## WHAT IS BEING ASKED
Some lines in the records below may hold the word "فكيف"; give the number of those lines and nothing else.

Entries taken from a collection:
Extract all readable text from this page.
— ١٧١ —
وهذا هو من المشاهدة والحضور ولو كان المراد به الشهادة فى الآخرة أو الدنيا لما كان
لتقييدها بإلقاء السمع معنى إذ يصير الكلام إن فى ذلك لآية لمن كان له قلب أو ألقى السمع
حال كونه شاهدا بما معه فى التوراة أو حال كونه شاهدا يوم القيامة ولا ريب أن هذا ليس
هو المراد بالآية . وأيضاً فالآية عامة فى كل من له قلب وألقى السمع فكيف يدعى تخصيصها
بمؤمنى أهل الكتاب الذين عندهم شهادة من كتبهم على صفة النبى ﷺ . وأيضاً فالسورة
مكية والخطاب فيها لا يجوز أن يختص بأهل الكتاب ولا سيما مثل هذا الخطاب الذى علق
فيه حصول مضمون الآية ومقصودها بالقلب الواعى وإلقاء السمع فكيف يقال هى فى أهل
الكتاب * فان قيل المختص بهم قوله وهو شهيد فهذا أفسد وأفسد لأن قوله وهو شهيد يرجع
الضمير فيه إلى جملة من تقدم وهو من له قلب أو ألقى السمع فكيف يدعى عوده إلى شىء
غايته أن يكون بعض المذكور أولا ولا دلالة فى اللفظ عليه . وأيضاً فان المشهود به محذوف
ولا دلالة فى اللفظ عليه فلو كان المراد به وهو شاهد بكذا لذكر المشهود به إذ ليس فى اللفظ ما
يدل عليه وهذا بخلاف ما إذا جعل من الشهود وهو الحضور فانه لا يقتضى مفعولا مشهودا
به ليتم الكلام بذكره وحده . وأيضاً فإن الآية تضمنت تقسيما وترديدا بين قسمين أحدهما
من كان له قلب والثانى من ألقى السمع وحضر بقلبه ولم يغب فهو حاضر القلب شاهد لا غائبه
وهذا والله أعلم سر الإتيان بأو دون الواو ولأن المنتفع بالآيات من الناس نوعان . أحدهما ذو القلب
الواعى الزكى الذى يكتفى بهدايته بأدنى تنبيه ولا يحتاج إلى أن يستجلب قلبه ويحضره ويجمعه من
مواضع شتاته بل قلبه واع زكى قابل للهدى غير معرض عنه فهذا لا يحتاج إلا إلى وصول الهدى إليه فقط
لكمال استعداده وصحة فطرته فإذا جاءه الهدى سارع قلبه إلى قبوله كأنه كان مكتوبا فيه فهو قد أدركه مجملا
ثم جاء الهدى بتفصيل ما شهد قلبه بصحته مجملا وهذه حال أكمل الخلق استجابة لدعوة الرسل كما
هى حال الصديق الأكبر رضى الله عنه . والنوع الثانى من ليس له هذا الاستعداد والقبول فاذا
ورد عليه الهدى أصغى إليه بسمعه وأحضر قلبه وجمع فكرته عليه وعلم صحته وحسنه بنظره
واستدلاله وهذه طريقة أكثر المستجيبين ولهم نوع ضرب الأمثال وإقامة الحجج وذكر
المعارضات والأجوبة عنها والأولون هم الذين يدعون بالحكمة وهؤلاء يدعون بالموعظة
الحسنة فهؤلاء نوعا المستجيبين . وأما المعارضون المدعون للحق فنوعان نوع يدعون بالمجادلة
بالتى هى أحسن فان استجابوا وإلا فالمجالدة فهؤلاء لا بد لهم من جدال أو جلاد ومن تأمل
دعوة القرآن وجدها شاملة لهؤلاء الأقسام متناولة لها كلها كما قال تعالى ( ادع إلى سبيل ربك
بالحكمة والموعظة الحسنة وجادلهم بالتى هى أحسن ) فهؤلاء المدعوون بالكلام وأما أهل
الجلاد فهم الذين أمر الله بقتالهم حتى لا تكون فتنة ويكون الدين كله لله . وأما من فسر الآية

## WRITTEN ANSWER
3